- **PROBLEM DETAILS**
Provide nothing beyond the count of lines that include the string "JSON".

[start RECORDS TO USE]

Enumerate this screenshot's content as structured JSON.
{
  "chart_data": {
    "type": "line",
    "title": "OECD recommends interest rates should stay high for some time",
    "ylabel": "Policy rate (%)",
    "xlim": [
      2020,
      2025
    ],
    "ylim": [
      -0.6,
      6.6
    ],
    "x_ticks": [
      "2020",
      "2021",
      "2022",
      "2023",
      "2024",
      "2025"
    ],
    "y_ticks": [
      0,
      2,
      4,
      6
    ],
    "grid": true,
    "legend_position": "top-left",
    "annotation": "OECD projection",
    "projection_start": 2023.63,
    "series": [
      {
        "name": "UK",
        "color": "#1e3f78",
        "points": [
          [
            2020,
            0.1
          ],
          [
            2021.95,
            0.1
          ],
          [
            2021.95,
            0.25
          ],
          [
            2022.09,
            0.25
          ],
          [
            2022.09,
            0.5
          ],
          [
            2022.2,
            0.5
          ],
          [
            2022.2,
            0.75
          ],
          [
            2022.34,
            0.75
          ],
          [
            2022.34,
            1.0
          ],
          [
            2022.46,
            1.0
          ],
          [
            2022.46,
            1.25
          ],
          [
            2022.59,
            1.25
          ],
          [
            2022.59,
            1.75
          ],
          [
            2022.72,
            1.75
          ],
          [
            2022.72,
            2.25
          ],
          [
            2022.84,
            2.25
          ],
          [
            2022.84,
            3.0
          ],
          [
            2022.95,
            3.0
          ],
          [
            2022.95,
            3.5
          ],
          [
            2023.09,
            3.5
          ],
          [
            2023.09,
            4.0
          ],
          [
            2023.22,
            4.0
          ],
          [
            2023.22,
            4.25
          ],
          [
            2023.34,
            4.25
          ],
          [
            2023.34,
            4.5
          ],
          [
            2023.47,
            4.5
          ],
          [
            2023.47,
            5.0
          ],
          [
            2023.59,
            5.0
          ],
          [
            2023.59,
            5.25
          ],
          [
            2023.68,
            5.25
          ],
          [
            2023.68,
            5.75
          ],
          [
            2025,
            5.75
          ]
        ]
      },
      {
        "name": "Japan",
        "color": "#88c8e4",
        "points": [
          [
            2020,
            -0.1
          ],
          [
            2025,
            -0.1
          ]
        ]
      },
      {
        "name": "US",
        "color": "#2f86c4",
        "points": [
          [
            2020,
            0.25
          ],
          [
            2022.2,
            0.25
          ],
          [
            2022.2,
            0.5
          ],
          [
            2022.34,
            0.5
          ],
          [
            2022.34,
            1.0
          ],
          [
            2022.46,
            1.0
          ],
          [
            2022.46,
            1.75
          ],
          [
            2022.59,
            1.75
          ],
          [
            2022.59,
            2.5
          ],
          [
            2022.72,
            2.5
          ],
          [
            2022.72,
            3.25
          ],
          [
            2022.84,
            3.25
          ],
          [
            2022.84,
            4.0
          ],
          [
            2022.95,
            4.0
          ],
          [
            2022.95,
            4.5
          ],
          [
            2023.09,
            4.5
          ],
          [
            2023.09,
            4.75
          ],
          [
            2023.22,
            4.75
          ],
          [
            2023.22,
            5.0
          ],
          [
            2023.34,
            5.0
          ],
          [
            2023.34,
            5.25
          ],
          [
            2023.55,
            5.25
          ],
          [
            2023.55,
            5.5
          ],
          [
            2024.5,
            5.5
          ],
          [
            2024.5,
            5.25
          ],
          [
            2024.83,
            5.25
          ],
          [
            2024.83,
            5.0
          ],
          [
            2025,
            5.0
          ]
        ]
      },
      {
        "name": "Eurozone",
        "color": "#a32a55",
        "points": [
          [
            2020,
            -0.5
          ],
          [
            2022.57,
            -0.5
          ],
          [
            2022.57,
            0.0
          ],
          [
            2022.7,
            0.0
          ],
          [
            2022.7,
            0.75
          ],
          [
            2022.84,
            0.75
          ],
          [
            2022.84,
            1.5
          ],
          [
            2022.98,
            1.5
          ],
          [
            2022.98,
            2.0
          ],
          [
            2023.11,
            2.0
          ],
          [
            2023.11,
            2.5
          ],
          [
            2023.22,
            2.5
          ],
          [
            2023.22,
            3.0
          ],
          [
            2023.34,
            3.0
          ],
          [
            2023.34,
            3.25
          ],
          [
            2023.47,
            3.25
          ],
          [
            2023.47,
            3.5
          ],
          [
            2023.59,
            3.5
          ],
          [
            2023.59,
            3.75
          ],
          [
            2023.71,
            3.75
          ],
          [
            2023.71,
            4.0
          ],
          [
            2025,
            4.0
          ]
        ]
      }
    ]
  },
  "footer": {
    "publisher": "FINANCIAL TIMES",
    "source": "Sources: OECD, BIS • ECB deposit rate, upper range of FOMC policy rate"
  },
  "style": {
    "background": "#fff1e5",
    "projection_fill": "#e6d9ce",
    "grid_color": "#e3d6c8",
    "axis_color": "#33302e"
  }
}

[end RECORDS TO USE]
[start RECORDS TO USE]

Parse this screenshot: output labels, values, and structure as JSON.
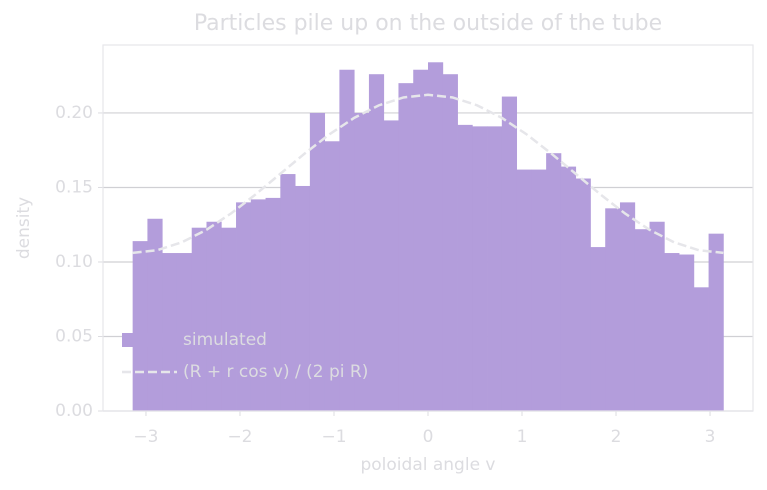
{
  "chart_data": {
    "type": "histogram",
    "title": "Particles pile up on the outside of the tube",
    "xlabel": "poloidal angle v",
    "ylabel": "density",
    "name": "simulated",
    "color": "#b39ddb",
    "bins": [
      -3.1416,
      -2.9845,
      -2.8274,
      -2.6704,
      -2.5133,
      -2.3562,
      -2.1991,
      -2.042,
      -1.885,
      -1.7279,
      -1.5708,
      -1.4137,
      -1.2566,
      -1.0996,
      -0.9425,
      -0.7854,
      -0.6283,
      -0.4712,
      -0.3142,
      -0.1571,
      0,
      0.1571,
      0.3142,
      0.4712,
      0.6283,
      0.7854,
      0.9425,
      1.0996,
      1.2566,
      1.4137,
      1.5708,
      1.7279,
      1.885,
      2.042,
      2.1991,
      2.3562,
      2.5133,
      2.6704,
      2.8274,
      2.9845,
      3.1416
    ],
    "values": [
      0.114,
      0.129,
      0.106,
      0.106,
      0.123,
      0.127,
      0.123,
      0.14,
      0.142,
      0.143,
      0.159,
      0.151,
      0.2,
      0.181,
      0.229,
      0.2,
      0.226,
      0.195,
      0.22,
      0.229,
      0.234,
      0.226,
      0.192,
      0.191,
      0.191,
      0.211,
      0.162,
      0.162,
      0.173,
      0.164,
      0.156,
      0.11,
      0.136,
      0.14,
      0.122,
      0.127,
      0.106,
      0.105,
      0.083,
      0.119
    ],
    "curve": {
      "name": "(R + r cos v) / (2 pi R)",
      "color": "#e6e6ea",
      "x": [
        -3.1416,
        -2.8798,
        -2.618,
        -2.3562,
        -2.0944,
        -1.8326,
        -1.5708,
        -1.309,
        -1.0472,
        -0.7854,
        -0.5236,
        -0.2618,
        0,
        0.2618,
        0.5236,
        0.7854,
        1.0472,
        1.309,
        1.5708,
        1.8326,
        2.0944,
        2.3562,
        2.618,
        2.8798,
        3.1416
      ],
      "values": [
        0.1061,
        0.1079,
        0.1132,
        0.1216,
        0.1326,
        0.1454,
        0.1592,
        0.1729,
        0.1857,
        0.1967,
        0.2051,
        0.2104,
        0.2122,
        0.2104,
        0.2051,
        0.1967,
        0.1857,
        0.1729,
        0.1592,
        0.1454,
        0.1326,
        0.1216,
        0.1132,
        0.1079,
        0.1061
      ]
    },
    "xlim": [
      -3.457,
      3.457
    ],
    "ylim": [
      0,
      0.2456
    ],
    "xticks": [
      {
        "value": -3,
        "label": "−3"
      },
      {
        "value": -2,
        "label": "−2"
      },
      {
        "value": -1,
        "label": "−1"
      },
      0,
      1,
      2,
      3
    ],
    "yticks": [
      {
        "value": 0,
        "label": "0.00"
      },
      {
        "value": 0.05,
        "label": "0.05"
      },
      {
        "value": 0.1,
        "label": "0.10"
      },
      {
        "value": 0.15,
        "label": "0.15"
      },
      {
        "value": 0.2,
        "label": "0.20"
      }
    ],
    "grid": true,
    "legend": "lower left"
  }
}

[end RECORDS TO USE]

- **FINISHED EXERCISE**
2